**Task brief**
Copy out each line of the listing that has the word "this" in it.
********
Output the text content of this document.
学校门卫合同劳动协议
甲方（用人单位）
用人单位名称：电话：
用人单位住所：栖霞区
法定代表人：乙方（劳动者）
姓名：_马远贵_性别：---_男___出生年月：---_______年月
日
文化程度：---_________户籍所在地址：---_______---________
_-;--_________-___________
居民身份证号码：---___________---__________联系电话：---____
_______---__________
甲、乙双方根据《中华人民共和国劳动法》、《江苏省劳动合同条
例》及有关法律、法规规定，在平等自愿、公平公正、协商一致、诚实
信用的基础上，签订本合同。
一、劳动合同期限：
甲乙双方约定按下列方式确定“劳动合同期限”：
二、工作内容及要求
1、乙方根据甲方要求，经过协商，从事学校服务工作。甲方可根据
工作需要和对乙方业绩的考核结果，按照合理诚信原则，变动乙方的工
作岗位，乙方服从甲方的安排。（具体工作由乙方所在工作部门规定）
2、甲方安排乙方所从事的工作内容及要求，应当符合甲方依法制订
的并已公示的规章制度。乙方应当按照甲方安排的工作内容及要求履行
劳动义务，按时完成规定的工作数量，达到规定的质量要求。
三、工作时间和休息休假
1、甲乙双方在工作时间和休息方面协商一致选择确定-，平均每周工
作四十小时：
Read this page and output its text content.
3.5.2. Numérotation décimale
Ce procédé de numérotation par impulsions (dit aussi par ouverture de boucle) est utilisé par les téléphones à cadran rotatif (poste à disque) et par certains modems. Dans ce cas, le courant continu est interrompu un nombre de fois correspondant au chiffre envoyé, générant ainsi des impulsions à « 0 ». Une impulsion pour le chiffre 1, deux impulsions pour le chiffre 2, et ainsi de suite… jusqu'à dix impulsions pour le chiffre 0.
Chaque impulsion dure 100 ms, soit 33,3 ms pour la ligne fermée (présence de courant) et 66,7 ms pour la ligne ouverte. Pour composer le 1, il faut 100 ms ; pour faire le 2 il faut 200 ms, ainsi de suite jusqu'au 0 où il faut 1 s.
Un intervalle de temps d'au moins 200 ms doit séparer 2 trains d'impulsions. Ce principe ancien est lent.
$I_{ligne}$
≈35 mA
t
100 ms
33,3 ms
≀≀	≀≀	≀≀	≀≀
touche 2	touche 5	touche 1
********
**Exercise solution**
Output the text content of this document.
Read this page and output its text content.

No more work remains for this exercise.